# START OF Data shown
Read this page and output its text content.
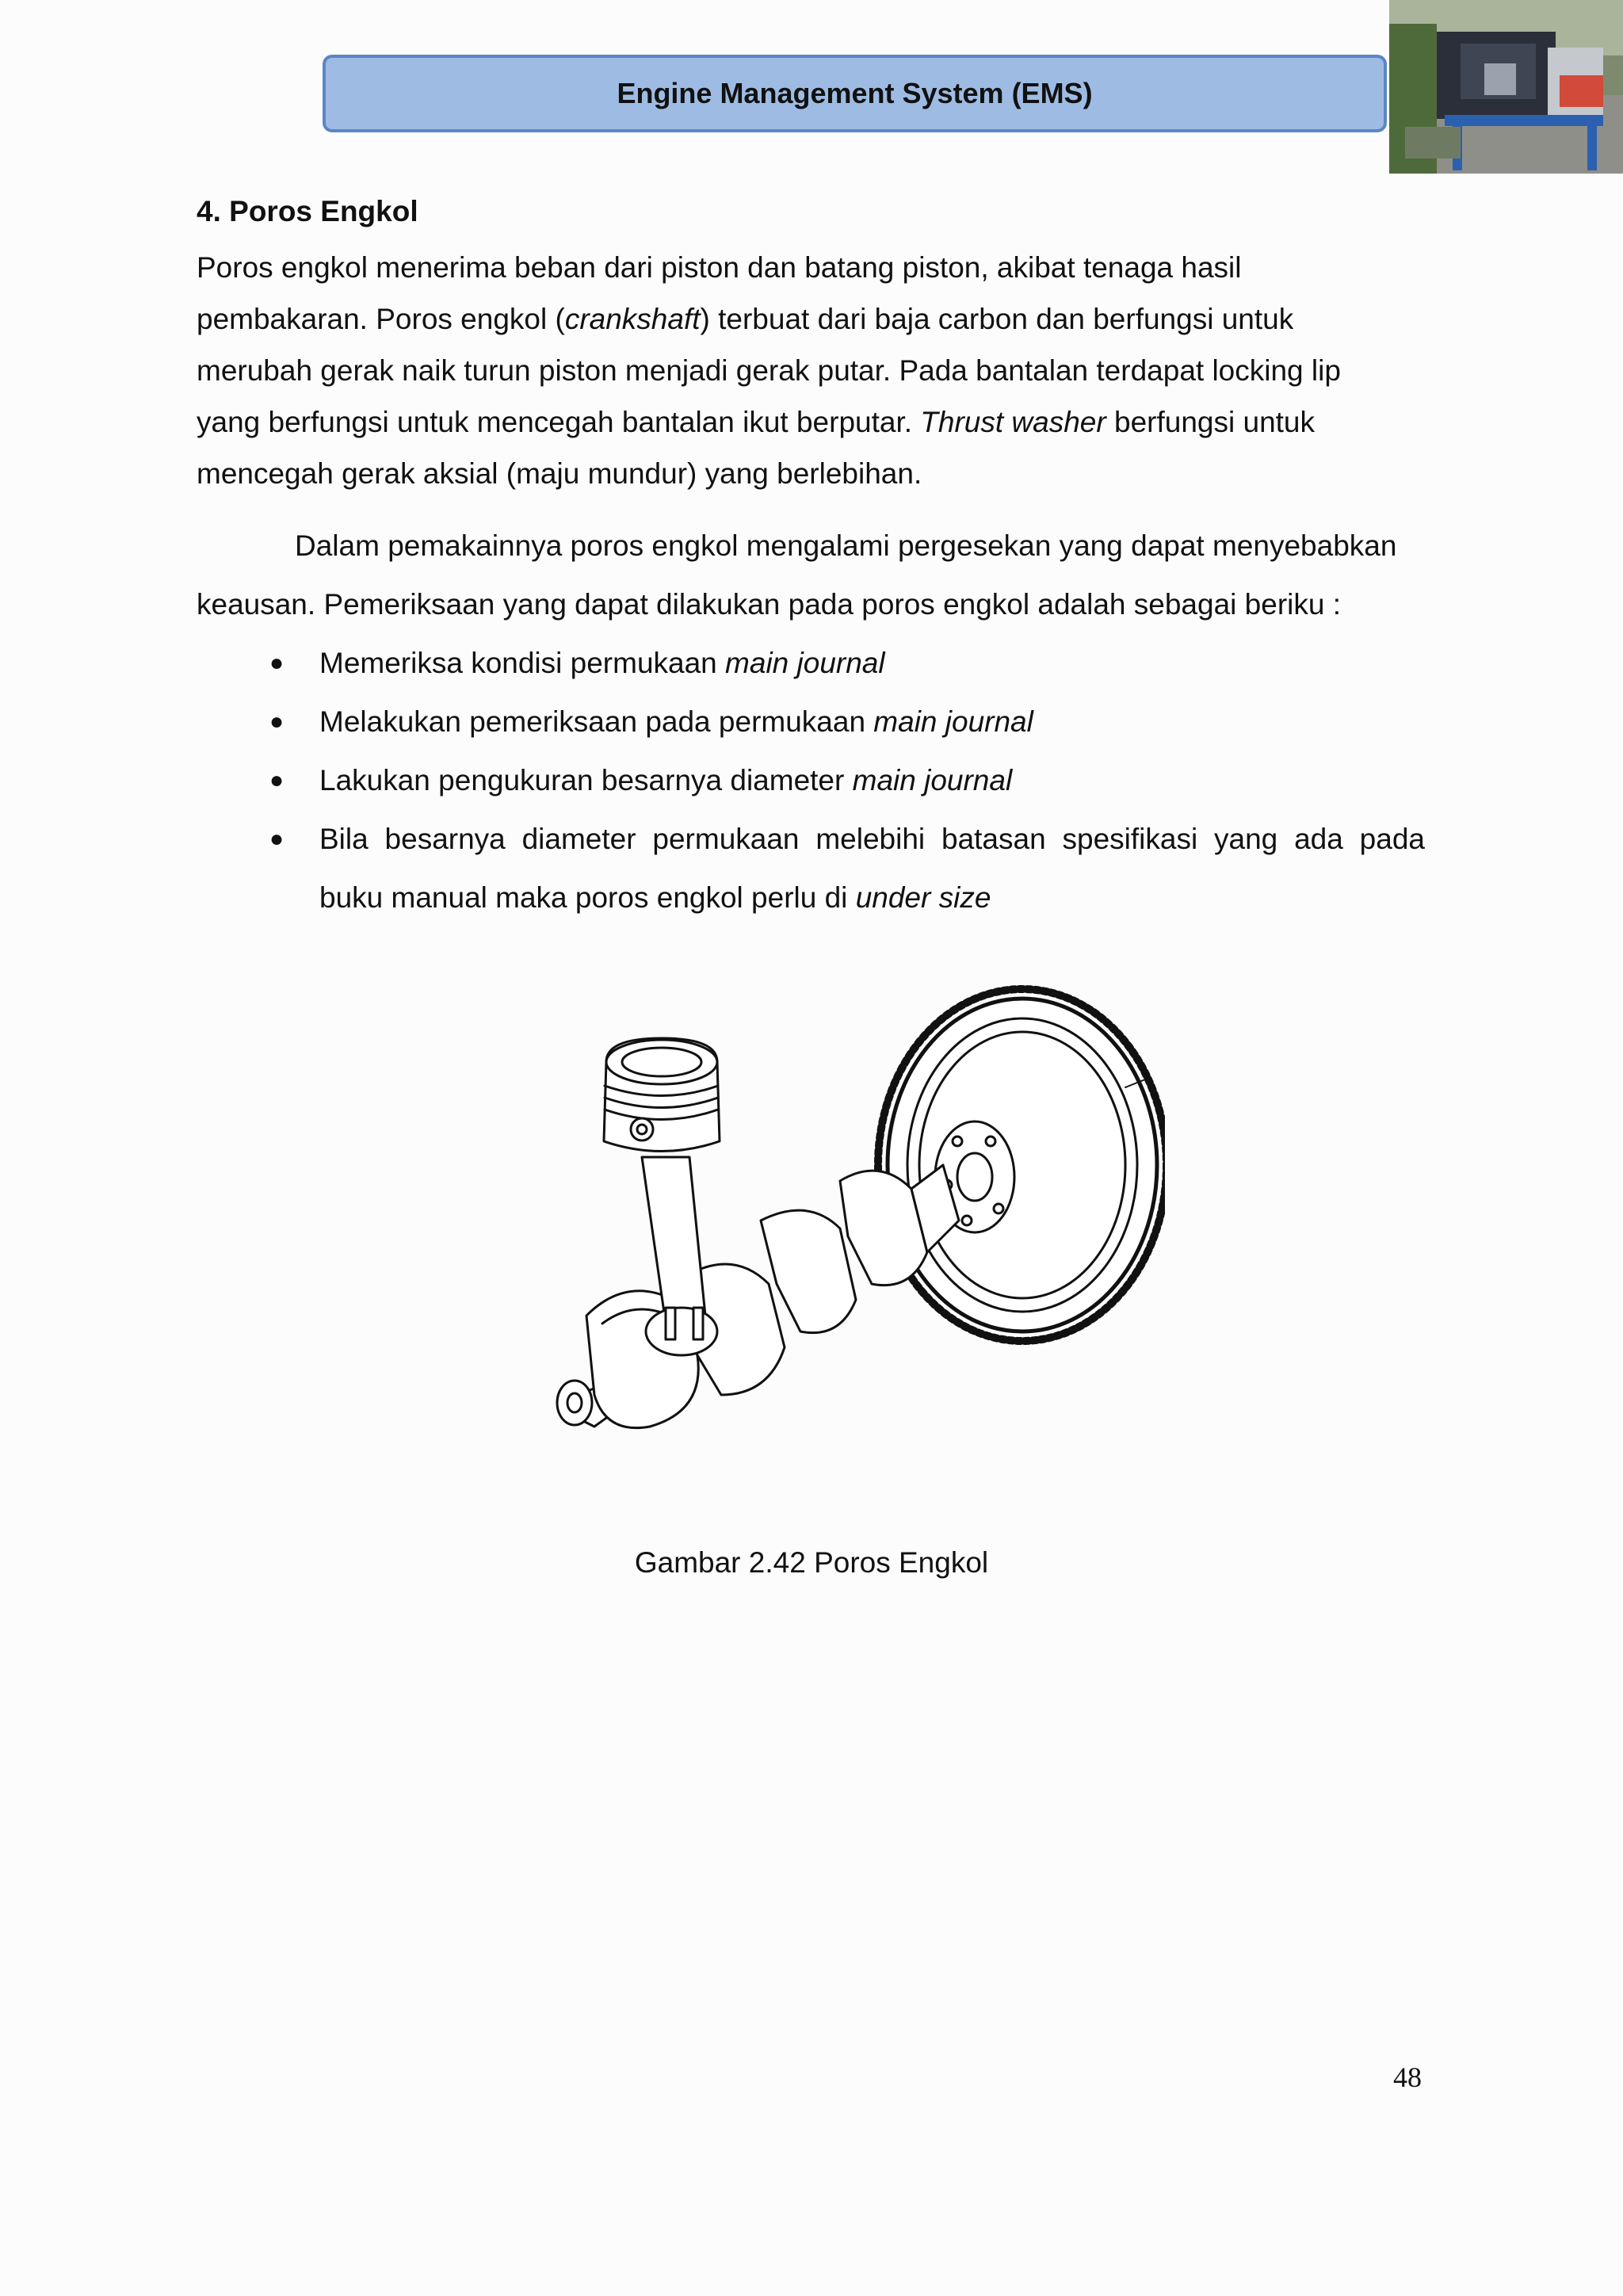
Engine Management System (EMS)
4. Poros Engkol

Poros engkol menerima beban dari piston dan batang piston, akibat tenaga hasil
pembakaran. Poros engkol (crankshaft) terbuat dari baja carbon dan berfungsi untuk
merubah gerak naik turun piston menjadi gerak putar. Pada bantalan terdapat locking lip
yang berfungsi untuk mencegah bantalan ikut berputar. Thrust washer berfungsi untuk
mencegah gerak aksial (maju mundur) yang berlebihan.

Dalam pemakainnya poros engkol mengalami pergesekan yang dapat menyebabkan
keausan. Pemeriksaan yang dapat dilakukan pada poros engkol adalah sebagai beriku :

● Memeriksa kondisi permukaan main journal
● Melakukan pemeriksaan pada permukaan main journal
● Lakukan pengukuran besarnya diameter main journal
● Bila besarnya diameter permukaan melebihi batasan spesifikasi yang ada pada
buku manual maka poros engkol perlu di under size
Gambar 2.42 Poros Engkol
48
# END OF Data shown
= Problem requirements =
The records above are to be quoted exactly, with all pictures left out.

= Written answer =
Read this page and output its text content.
Engine Management System (EMS)
4. Poros Engkol

Poros engkol menerima beban dari piston dan batang piston, akibat tenaga hasil
pembakaran. Poros engkol (crankshaft) terbuat dari baja carbon dan berfungsi untuk
merubah gerak naik turun piston menjadi gerak putar. Pada bantalan terdapat locking lip
yang berfungsi untuk mencegah bantalan ikut berputar. Thrust washer berfungsi untuk
mencegah gerak aksial (maju mundur) yang berlebihan.

Dalam pemakainnya poros engkol mengalami pergesekan yang dapat menyebabkan
keausan. Pemeriksaan yang dapat dilakukan pada poros engkol adalah sebagai beriku :

● Memeriksa kondisi permukaan main journal
● Melakukan pemeriksaan pada permukaan main journal
● Lakukan pengukuran besarnya diameter main journal
● Bila besarnya diameter permukaan melebihi batasan spesifikasi yang ada pada
buku manual maka poros engkol perlu di under size
Gambar 2.42 Poros Engkol
48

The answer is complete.